> DATA IN THIS EXERCISE:
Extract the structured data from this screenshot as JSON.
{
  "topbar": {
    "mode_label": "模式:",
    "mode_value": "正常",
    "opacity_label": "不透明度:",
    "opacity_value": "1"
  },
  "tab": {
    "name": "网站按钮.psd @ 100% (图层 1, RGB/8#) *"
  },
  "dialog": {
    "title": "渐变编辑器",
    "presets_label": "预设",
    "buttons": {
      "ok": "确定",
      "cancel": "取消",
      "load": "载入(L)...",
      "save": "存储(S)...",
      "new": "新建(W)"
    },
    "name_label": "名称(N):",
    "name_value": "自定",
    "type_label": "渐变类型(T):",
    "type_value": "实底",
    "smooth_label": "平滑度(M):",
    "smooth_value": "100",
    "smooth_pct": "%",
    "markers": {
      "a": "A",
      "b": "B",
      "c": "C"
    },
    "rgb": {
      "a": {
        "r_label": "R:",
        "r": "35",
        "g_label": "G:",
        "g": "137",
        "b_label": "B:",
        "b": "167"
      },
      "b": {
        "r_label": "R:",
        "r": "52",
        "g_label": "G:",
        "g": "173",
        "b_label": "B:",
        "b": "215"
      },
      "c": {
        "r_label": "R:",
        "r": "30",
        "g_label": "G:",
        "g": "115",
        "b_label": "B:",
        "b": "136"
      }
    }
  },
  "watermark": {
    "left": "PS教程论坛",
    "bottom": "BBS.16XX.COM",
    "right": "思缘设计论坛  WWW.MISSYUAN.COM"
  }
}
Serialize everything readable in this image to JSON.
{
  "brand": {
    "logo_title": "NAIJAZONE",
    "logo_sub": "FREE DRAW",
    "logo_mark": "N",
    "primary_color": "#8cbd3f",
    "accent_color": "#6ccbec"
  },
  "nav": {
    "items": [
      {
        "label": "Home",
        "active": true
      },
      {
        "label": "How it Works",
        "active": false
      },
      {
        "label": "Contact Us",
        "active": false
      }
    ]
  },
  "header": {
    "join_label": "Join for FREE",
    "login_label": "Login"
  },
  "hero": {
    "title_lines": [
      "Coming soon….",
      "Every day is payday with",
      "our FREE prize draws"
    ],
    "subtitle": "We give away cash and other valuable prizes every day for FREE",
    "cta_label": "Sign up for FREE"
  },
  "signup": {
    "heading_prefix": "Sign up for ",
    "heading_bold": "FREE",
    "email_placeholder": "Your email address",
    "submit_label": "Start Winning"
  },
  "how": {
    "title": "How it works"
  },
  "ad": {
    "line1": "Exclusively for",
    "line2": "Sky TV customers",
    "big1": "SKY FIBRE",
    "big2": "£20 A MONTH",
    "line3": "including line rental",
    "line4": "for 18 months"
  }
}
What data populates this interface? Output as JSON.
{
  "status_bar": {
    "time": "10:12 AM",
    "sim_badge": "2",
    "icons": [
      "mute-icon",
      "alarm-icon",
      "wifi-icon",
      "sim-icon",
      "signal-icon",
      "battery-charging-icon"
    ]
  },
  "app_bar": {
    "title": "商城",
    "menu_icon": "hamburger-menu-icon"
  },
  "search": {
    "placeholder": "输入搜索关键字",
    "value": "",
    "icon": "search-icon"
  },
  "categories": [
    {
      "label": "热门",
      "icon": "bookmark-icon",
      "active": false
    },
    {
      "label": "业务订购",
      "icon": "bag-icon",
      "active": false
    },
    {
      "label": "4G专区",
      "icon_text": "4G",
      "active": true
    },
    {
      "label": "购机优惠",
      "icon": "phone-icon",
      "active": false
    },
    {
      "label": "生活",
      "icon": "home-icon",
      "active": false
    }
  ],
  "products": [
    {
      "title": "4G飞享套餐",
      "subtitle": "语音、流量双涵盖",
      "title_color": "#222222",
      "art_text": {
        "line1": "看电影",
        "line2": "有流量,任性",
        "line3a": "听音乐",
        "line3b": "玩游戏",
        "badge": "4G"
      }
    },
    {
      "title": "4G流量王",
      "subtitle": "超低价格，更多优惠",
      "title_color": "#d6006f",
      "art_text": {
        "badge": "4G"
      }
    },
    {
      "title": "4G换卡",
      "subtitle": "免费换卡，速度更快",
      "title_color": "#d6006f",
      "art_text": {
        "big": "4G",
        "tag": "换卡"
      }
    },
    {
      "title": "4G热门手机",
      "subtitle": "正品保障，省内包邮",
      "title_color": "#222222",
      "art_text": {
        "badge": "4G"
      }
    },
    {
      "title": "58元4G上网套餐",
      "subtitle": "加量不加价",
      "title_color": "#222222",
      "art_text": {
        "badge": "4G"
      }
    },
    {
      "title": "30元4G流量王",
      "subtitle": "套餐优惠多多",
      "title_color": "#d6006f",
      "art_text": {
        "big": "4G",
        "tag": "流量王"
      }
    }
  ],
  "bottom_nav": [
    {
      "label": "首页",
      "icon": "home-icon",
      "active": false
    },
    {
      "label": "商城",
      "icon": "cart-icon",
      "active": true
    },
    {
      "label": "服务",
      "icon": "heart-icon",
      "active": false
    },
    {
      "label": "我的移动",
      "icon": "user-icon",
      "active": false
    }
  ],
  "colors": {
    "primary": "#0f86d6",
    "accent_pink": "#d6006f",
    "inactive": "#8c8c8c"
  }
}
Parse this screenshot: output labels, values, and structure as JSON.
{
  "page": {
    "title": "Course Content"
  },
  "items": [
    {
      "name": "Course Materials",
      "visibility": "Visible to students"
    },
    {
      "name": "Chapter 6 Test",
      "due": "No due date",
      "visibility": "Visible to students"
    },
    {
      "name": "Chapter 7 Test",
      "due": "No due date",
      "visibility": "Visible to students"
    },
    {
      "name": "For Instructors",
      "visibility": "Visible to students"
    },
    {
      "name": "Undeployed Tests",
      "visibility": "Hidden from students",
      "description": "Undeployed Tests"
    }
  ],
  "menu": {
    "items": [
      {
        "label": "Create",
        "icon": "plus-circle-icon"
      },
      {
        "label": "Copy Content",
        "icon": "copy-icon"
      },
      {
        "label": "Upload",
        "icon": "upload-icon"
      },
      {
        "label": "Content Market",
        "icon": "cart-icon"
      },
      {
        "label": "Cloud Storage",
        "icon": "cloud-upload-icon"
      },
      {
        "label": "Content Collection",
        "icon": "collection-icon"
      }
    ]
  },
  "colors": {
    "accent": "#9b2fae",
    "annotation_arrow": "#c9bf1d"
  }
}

> WRITTEN TASK: Above are some records; repeat all of them exactly.

> FULL RESPONSE:
Extract the structured data from this screenshot as JSON.
{
  "topbar": {
    "mode_label": "模式:",
    "mode_value": "正常",
    "opacity_label": "不透明度:",
    "opacity_value": "1"
  },
  "tab": {
    "name": "网站按钮.psd @ 100% (图层 1, RGB/8#) *"
  },
  "dialog": {
    "title": "渐变编辑器",
    "presets_label": "预设",
    "buttons": {
      "ok": "确定",
      "cancel": "取消",
      "load": "载入(L)...",
      "save": "存储(S)...",
      "new": "新建(W)"
    },
    "name_label": "名称(N):",
    "name_value": "自定",
    "type_label": "渐变类型(T):",
    "type_value": "实底",
    "smooth_label": "平滑度(M):",
    "smooth_value": "100",
    "smooth_pct": "%",
    "markers": {
      "a": "A",
      "b": "B",
      "c": "C"
    },
    "rgb": {
      "a": {
        "r_label": "R:",
        "r": "35",
        "g_label": "G:",
        "g": "137",
        "b_label": "B:",
        "b": "167"
      },
      "b": {
        "r_label": "R:",
        "r": "52",
        "g_label": "G:",
        "g": "173",
        "b_label": "B:",
        "b": "215"
      },
      "c": {
        "r_label": "R:",
        "r": "30",
        "g_label": "G:",
        "g": "115",
        "b_label": "B:",
        "b": "136"
      }
    }
  },
  "watermark": {
    "left": "PS教程论坛",
    "bottom": "BBS.16XX.COM",
    "right": "思缘设计论坛  WWW.MISSYUAN.COM"
  }
}
Serialize everything readable in this image to JSON.
{
  "brand": {
    "logo_title": "NAIJAZONE",
    "logo_sub": "FREE DRAW",
    "logo_mark": "N",
    "primary_color": "#8cbd3f",
    "accent_color": "#6ccbec"
  },
  "nav": {
    "items": [
      {
        "label": "Home",
        "active": true
      },
      {
        "label": "How it Works",
        "active": false
      },
      {
        "label": "Contact Us",
        "active": false
      }
    ]
  },
  "header": {
    "join_label": "Join for FREE",
    "login_label": "Login"
  },
  "hero": {
    "title_lines": [
      "Coming soon….",
      "Every day is payday with",
      "our FREE prize draws"
    ],
    "subtitle": "We give away cash and other valuable prizes every day for FREE",
    "cta_label": "Sign up for FREE"
  },
  "signup": {
    "heading_prefix": "Sign up for ",
    "heading_bold": "FREE",
    "email_placeholder": "Your email address",
    "submit_label": "Start Winning"
  },
  "how": {
    "title": "How it works"
  },
  "ad": {
    "line1": "Exclusively for",
    "line2": "Sky TV customers",
    "big1": "SKY FIBRE",
    "big2": "£20 A MONTH",
    "line3": "including line rental",
    "line4": "for 18 months"
  }
}
What data populates this interface? Output as JSON.
{
  "status_bar": {
    "time": "10:12 AM",
    "sim_badge": "2",
    "icons": [
      "mute-icon",
      "alarm-icon",
      "wifi-icon",
      "sim-icon",
      "signal-icon",
      "battery-charging-icon"
    ]
  },
  "app_bar": {
    "title": "商城",
    "menu_icon": "hamburger-menu-icon"
  },
  "search": {
    "placeholder": "输入搜索关键字",
    "value": "",
    "icon": "search-icon"
  },
  "categories": [
    {
      "label": "热门",
      "icon": "bookmark-icon",
      "active": false
    },
    {
      "label": "业务订购",
      "icon": "bag-icon",
      "active": false
    },
    {
      "label": "4G专区",
      "icon_text": "4G",
      "active": true
    },
    {
      "label": "购机优惠",
      "icon": "phone-icon",
      "active": false
    },
    {
      "label": "生活",
      "icon": "home-icon",
      "active": false
    }
  ],
  "products": [
    {
      "title": "4G飞享套餐",
      "subtitle": "语音、流量双涵盖",
      "title_color": "#222222",
      "art_text": {
        "line1": "看电影",
        "line2": "有流量,任性",
        "line3a": "听音乐",
        "line3b": "玩游戏",
        "badge": "4G"
      }
    },
    {
      "title": "4G流量王",
      "subtitle": "超低价格，更多优惠",
      "title_color": "#d6006f",
      "art_text": {
        "badge": "4G"
      }
    },
    {
      "title": "4G换卡",
      "subtitle": "免费换卡，速度更快",
      "title_color": "#d6006f",
      "art_text": {
        "big": "4G",
        "tag": "换卡"
      }
    },
    {
      "title": "4G热门手机",
      "subtitle": "正品保障，省内包邮",
      "title_color": "#222222",
      "art_text": {
        "badge": "4G"
      }
    },
    {
      "title": "58元4G上网套餐",
      "subtitle": "加量不加价",
      "title_color": "#222222",
      "art_text": {
        "badge": "4G"
      }
    },
    {
      "title": "30元4G流量王",
      "subtitle": "套餐优惠多多",
      "title_color": "#d6006f",
      "art_text": {
        "big": "4G",
        "tag": "流量王"
      }
    }
  ],
  "bottom_nav": [
    {
      "label": "首页",
      "icon": "home-icon",
      "active": false
    },
    {
      "label": "商城",
      "icon": "cart-icon",
      "active": true
    },
    {
      "label": "服务",
      "icon": "heart-icon",
      "active": false
    },
    {
      "label": "我的移动",
      "icon": "user-icon",
      "active": false
    }
  ],
  "colors": {
    "primary": "#0f86d6",
    "accent_pink": "#d6006f",
    "inactive": "#8c8c8c"
  }
}
Parse this screenshot: output labels, values, and structure as JSON.
{
  "page": {
    "title": "Course Content"
  },
  "items": [
    {
      "name": "Course Materials",
      "visibility": "Visible to students"
    },
    {
      "name": "Chapter 6 Test",
      "due": "No due date",
      "visibility": "Visible to students"
    },
    {
      "name": "Chapter 7 Test",
      "due": "No due date",
      "visibility": "Visible to students"
    },
    {
      "name": "For Instructors",
      "visibility": "Visible to students"
    },
    {
      "name": "Undeployed Tests",
      "visibility": "Hidden from students",
      "description": "Undeployed Tests"
    }
  ],
  "menu": {
    "items": [
      {
        "label": "Create",
        "icon": "plus-circle-icon"
      },
      {
        "label": "Copy Content",
        "icon": "copy-icon"
      },
      {
        "label": "Upload",
        "icon": "upload-icon"
      },
      {
        "label": "Content Market",
        "icon": "cart-icon"
      },
      {
        "label": "Cloud Storage",
        "icon": "cloud-upload-icon"
      },
      {
        "label": "Content Collection",
        "icon": "collection-icon"
      }
    ]
  },
  "colors": {
    "accent": "#9b2fae",
    "annotation_arrow": "#c9bf1d"
  }
}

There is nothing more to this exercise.